PROBLEM STATEMENT
Could you extract every line from the entries below and reproduce each one verbatim, leaving nothing out?

ENTRIES PROVIDED
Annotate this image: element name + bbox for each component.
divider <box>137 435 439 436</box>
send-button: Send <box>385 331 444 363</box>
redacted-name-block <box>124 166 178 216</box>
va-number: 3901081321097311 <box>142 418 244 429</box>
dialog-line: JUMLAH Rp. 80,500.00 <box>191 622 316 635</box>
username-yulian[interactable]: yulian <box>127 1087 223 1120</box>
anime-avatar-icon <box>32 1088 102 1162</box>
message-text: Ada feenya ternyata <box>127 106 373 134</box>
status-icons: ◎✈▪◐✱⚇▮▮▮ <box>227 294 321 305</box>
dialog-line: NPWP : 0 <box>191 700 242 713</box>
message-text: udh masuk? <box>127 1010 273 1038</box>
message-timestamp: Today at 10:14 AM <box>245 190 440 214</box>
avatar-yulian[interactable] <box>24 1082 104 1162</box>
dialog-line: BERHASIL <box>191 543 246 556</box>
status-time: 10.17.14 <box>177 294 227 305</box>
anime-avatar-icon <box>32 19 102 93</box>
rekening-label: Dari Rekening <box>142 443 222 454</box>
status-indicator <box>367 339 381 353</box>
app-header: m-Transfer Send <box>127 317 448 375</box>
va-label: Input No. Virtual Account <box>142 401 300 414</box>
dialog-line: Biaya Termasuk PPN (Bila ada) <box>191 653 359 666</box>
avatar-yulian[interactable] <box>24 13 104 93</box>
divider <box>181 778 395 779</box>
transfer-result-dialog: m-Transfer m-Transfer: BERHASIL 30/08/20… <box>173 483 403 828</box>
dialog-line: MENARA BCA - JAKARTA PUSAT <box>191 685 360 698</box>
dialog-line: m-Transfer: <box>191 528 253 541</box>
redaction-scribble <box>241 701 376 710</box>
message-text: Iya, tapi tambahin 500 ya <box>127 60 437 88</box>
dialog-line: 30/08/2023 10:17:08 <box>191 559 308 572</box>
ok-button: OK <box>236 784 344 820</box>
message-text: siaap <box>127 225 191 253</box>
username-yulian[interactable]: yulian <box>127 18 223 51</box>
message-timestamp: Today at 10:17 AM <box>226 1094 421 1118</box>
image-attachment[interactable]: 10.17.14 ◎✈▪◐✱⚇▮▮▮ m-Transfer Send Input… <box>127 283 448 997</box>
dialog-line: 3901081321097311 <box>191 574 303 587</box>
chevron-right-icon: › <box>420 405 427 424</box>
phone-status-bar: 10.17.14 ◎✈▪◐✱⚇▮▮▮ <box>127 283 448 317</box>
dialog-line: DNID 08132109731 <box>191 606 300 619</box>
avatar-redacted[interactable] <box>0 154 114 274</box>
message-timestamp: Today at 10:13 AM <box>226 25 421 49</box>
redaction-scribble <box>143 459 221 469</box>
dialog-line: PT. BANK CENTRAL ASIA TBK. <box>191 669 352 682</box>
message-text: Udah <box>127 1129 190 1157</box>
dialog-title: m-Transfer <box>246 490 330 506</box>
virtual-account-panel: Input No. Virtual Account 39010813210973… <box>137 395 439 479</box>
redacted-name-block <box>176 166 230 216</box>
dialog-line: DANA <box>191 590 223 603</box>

THE SOLUTION
Annotate this image: element name + bbox for each component.
divider <box>137 435 439 436</box>
send-button: Send <box>385 331 444 363</box>
redacted-name-block <box>124 166 178 216</box>
va-number: 3901081321097311 <box>142 418 244 429</box>
dialog-line: JUMLAH Rp. 80,500.00 <box>191 622 316 635</box>
username-yulian[interactable]: yulian <box>127 1087 223 1120</box>
anime-avatar-icon <box>32 1088 102 1162</box>
message-text: Ada feenya ternyata <box>127 106 373 134</box>
status-icons: ◎✈▪◐✱⚇▮▮▮ <box>227 294 321 305</box>
dialog-line: NPWP : 0 <box>191 700 242 713</box>
message-text: udh masuk? <box>127 1010 273 1038</box>
message-timestamp: Today at 10:14 AM <box>245 190 440 214</box>
avatar-yulian[interactable] <box>24 1082 104 1162</box>
dialog-line: BERHASIL <box>191 543 246 556</box>
status-time: 10.17.14 <box>177 294 227 305</box>
anime-avatar-icon <box>32 19 102 93</box>
rekening-label: Dari Rekening <box>142 443 222 454</box>
status-indicator <box>367 339 381 353</box>
app-header: m-Transfer Send <box>127 317 448 375</box>
va-label: Input No. Virtual Account <box>142 401 300 414</box>
dialog-line: Biaya Termasuk PPN (Bila ada) <box>191 653 359 666</box>
avatar-yulian[interactable] <box>24 13 104 93</box>
divider <box>181 778 395 779</box>
transfer-result-dialog: m-Transfer m-Transfer: BERHASIL 30/08/20… <box>173 483 403 828</box>
dialog-line: MENARA BCA - JAKARTA PUSAT <box>191 685 360 698</box>
dialog-line: m-Transfer: <box>191 528 253 541</box>
redaction-scribble <box>241 701 376 710</box>
message-text: Iya, tapi tambahin 500 ya <box>127 60 437 88</box>
dialog-line: 30/08/2023 10:17:08 <box>191 559 308 572</box>
ok-button: OK <box>236 784 344 820</box>
message-text: siaap <box>127 225 191 253</box>
username-yulian[interactable]: yulian <box>127 18 223 51</box>
message-timestamp: Today at 10:17 AM <box>226 1094 421 1118</box>
image-attachment[interactable]: 10.17.14 ◎✈▪◐✱⚇▮▮▮ m-Transfer Send Input… <box>127 283 448 997</box>
dialog-line: 3901081321097311 <box>191 574 303 587</box>
chevron-right-icon: › <box>420 405 427 424</box>
phone-status-bar: 10.17.14 ◎✈▪◐✱⚇▮▮▮ <box>127 283 448 317</box>
dialog-line: DNID 08132109731 <box>191 606 300 619</box>
avatar-redacted[interactable] <box>0 154 114 274</box>
message-timestamp: Today at 10:13 AM <box>226 25 421 49</box>
redaction-scribble <box>143 459 221 469</box>
dialog-line: PT. BANK CENTRAL ASIA TBK. <box>191 669 352 682</box>
message-text: Udah <box>127 1129 190 1157</box>
dialog-title: m-Transfer <box>246 490 330 506</box>
virtual-account-panel: Input No. Virtual Account 39010813210973… <box>137 395 439 479</box>
redacted-name-block <box>176 166 230 216</box>
dialog-line: DANA <box>191 590 223 603</box>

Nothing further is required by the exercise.